> **EXERCISE DETAILS**:
Copy out every line of the data exactly.

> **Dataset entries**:
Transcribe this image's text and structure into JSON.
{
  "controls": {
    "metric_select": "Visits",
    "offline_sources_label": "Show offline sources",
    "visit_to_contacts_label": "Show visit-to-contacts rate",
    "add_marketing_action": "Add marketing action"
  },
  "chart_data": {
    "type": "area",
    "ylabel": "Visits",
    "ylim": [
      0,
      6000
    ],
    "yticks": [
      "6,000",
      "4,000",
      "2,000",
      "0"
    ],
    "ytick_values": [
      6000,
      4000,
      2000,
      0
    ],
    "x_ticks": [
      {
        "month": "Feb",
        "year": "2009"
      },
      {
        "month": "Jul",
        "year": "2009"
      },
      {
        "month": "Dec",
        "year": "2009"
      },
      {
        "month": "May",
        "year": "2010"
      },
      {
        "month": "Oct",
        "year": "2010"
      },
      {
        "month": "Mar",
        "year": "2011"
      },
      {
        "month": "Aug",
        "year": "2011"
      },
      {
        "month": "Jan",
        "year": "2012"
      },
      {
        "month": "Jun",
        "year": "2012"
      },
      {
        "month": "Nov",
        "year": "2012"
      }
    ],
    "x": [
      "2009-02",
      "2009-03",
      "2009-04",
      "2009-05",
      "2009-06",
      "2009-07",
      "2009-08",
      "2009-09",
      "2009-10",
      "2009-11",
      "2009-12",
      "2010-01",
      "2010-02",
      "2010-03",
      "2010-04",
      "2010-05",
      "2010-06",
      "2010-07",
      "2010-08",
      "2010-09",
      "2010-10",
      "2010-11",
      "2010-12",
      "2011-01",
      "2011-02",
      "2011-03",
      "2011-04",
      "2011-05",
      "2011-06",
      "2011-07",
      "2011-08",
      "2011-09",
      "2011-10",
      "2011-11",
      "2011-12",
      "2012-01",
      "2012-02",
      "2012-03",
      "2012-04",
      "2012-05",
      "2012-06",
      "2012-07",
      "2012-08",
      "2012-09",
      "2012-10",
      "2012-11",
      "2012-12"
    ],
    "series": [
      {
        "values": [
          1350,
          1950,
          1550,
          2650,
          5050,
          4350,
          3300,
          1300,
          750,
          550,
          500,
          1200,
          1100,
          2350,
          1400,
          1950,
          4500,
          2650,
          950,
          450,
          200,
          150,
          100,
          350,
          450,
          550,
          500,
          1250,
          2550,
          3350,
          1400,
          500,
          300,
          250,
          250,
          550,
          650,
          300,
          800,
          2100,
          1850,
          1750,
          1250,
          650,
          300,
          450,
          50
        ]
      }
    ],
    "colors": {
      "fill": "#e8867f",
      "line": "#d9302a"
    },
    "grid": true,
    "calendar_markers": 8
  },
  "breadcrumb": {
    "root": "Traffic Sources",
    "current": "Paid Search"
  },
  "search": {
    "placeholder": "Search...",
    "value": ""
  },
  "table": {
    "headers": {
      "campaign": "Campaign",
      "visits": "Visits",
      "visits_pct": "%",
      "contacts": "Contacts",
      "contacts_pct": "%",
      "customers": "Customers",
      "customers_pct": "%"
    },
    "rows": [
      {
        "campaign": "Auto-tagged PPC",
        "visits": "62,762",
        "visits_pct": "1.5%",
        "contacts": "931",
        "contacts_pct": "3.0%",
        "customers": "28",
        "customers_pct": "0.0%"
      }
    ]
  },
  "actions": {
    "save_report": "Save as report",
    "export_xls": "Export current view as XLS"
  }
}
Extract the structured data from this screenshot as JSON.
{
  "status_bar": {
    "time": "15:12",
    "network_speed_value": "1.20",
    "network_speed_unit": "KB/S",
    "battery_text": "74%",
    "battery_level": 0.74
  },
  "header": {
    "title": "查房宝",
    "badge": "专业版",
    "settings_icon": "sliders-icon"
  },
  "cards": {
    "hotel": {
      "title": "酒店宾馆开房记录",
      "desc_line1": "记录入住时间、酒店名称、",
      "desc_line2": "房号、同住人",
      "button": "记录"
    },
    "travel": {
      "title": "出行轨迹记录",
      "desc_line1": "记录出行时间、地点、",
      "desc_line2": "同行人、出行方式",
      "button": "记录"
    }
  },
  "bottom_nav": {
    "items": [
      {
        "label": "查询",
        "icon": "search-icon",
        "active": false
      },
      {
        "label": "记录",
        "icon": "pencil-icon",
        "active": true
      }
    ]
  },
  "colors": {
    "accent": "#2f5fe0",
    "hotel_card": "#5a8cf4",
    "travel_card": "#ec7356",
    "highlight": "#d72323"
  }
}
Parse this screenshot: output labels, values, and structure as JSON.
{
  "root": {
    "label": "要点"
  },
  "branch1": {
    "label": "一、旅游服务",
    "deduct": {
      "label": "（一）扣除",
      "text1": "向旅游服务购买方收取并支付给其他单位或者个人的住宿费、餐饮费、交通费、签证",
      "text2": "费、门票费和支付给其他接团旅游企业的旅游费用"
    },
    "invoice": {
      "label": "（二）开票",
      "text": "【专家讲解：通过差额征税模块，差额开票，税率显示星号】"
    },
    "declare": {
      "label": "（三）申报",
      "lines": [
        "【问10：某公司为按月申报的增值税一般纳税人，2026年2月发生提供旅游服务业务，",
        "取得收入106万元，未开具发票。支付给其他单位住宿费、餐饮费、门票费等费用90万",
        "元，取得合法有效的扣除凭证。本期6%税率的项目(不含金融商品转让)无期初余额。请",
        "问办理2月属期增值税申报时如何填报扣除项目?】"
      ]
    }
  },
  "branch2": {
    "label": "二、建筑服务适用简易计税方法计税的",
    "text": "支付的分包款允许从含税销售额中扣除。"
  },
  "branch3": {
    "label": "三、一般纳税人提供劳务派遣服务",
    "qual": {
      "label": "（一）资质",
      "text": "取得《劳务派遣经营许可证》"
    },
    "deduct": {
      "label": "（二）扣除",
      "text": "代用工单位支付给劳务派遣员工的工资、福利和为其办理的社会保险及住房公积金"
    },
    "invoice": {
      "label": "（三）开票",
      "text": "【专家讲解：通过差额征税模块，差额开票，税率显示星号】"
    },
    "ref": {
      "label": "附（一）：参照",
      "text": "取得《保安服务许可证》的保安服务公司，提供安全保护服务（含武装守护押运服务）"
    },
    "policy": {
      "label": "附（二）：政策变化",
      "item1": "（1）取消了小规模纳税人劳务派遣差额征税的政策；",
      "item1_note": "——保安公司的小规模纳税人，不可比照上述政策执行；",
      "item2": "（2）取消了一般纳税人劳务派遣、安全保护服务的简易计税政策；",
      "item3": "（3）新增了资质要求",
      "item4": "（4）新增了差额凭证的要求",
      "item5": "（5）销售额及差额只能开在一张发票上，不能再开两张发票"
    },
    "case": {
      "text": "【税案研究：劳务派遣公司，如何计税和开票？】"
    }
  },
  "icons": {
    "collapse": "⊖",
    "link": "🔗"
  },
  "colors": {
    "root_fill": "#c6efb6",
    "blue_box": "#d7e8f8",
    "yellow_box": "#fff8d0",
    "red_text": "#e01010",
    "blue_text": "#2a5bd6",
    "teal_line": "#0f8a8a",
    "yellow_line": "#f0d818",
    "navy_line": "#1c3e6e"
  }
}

> **OUTPUT FOR THIS EXERCISE**:
Transcribe this image's text and structure into JSON.
{
  "controls": {
    "metric_select": "Visits",
    "offline_sources_label": "Show offline sources",
    "visit_to_contacts_label": "Show visit-to-contacts rate",
    "add_marketing_action": "Add marketing action"
  },
  "chart_data": {
    "type": "area",
    "ylabel": "Visits",
    "ylim": [
      0,
      6000
    ],
    "yticks": [
      "6,000",
      "4,000",
      "2,000",
      "0"
    ],
    "ytick_values": [
      6000,
      4000,
      2000,
      0
    ],
    "x_ticks": [
      {
        "month": "Feb",
        "year": "2009"
      },
      {
        "month": "Jul",
        "year": "2009"
      },
      {
        "month": "Dec",
        "year": "2009"
      },
      {
        "month": "May",
        "year": "2010"
      },
      {
        "month": "Oct",
        "year": "2010"
      },
      {
        "month": "Mar",
        "year": "2011"
      },
      {
        "month": "Aug",
        "year": "2011"
      },
      {
        "month": "Jan",
        "year": "2012"
      },
      {
        "month": "Jun",
        "year": "2012"
      },
      {
        "month": "Nov",
        "year": "2012"
      }
    ],
    "x": [
      "2009-02",
      "2009-03",
      "2009-04",
      "2009-05",
      "2009-06",
      "2009-07",
      "2009-08",
      "2009-09",
      "2009-10",
      "2009-11",
      "2009-12",
      "2010-01",
      "2010-02",
      "2010-03",
      "2010-04",
      "2010-05",
      "2010-06",
      "2010-07",
      "2010-08",
      "2010-09",
      "2010-10",
      "2010-11",
      "2010-12",
      "2011-01",
      "2011-02",
      "2011-03",
      "2011-04",
      "2011-05",
      "2011-06",
      "2011-07",
      "2011-08",
      "2011-09",
      "2011-10",
      "2011-11",
      "2011-12",
      "2012-01",
      "2012-02",
      "2012-03",
      "2012-04",
      "2012-05",
      "2012-06",
      "2012-07",
      "2012-08",
      "2012-09",
      "2012-10",
      "2012-11",
      "2012-12"
    ],
    "series": [
      {
        "values": [
          1350,
          1950,
          1550,
          2650,
          5050,
          4350,
          3300,
          1300,
          750,
          550,
          500,
          1200,
          1100,
          2350,
          1400,
          1950,
          4500,
          2650,
          950,
          450,
          200,
          150,
          100,
          350,
          450,
          550,
          500,
          1250,
          2550,
          3350,
          1400,
          500,
          300,
          250,
          250,
          550,
          650,
          300,
          800,
          2100,
          1850,
          1750,
          1250,
          650,
          300,
          450,
          50
        ]
      }
    ],
    "colors": {
      "fill": "#e8867f",
      "line": "#d9302a"
    },
    "grid": true,
    "calendar_markers": 8
  },
  "breadcrumb": {
    "root": "Traffic Sources",
    "current": "Paid Search"
  },
  "search": {
    "placeholder": "Search...",
    "value": ""
  },
  "table": {
    "headers": {
      "campaign": "Campaign",
      "visits": "Visits",
      "visits_pct": "%",
      "contacts": "Contacts",
      "contacts_pct": "%",
      "customers": "Customers",
      "customers_pct": "%"
    },
    "rows": [
      {
        "campaign": "Auto-tagged PPC",
        "visits": "62,762",
        "visits_pct": "1.5%",
        "contacts": "931",
        "contacts_pct": "3.0%",
        "customers": "28",
        "customers_pct": "0.0%"
      }
    ]
  },
  "actions": {
    "save_report": "Save as report",
    "export_xls": "Export current view as XLS"
  }
}
Extract the structured data from this screenshot as JSON.
{
  "status_bar": {
    "time": "15:12",
    "network_speed_value": "1.20",
    "network_speed_unit": "KB/S",
    "battery_text": "74%",
    "battery_level": 0.74
  },
  "header": {
    "title": "查房宝",
    "badge": "专业版",
    "settings_icon": "sliders-icon"
  },
  "cards": {
    "hotel": {
      "title": "酒店宾馆开房记录",
      "desc_line1": "记录入住时间、酒店名称、",
      "desc_line2": "房号、同住人",
      "button": "记录"
    },
    "travel": {
      "title": "出行轨迹记录",
      "desc_line1": "记录出行时间、地点、",
      "desc_line2": "同行人、出行方式",
      "button": "记录"
    }
  },
  "bottom_nav": {
    "items": [
      {
        "label": "查询",
        "icon": "search-icon",
        "active": false
      },
      {
        "label": "记录",
        "icon": "pencil-icon",
        "active": true
      }
    ]
  },
  "colors": {
    "accent": "#2f5fe0",
    "hotel_card": "#5a8cf4",
    "travel_card": "#ec7356",
    "highlight": "#d72323"
  }
}
Parse this screenshot: output labels, values, and structure as JSON.
{
  "root": {
    "label": "要点"
  },
  "branch1": {
    "label": "一、旅游服务",
    "deduct": {
      "label": "（一）扣除",
      "text1": "向旅游服务购买方收取并支付给其他单位或者个人的住宿费、餐饮费、交通费、签证",
      "text2": "费、门票费和支付给其他接团旅游企业的旅游费用"
    },
    "invoice": {
      "label": "（二）开票",
      "text": "【专家讲解：通过差额征税模块，差额开票，税率显示星号】"
    },
    "declare": {
      "label": "（三）申报",
      "lines": [
        "【问10：某公司为按月申报的增值税一般纳税人，2026年2月发生提供旅游服务业务，",
        "取得收入106万元，未开具发票。支付给其他单位住宿费、餐饮费、门票费等费用90万",
        "元，取得合法有效的扣除凭证。本期6%税率的项目(不含金融商品转让)无期初余额。请",
        "问办理2月属期增值税申报时如何填报扣除项目?】"
      ]
    }
  },
  "branch2": {
    "label": "二、建筑服务适用简易计税方法计税的",
    "text": "支付的分包款允许从含税销售额中扣除。"
  },
  "branch3": {
    "label": "三、一般纳税人提供劳务派遣服务",
    "qual": {
      "label": "（一）资质",
      "text": "取得《劳务派遣经营许可证》"
    },
    "deduct": {
      "label": "（二）扣除",
      "text": "代用工单位支付给劳务派遣员工的工资、福利和为其办理的社会保险及住房公积金"
    },
    "invoice": {
      "label": "（三）开票",
      "text": "【专家讲解：通过差额征税模块，差额开票，税率显示星号】"
    },
    "ref": {
      "label": "附（一）：参照",
      "text": "取得《保安服务许可证》的保安服务公司，提供安全保护服务（含武装守护押运服务）"
    },
    "policy": {
      "label": "附（二）：政策变化",
      "item1": "（1）取消了小规模纳税人劳务派遣差额征税的政策；",
      "item1_note": "——保安公司的小规模纳税人，不可比照上述政策执行；",
      "item2": "（2）取消了一般纳税人劳务派遣、安全保护服务的简易计税政策；",
      "item3": "（3）新增了资质要求",
      "item4": "（4）新增了差额凭证的要求",
      "item5": "（5）销售额及差额只能开在一张发票上，不能再开两张发票"
    },
    "case": {
      "text": "【税案研究：劳务派遣公司，如何计税和开票？】"
    }
  },
  "icons": {
    "collapse": "⊖",
    "link": "🔗"
  },
  "colors": {
    "root_fill": "#c6efb6",
    "blue_box": "#d7e8f8",
    "yellow_box": "#fff8d0",
    "red_text": "#e01010",
    "blue_text": "#2a5bd6",
    "teal_line": "#0f8a8a",
    "yellow_line": "#f0d818",
    "navy_line": "#1c3e6e"
  }
}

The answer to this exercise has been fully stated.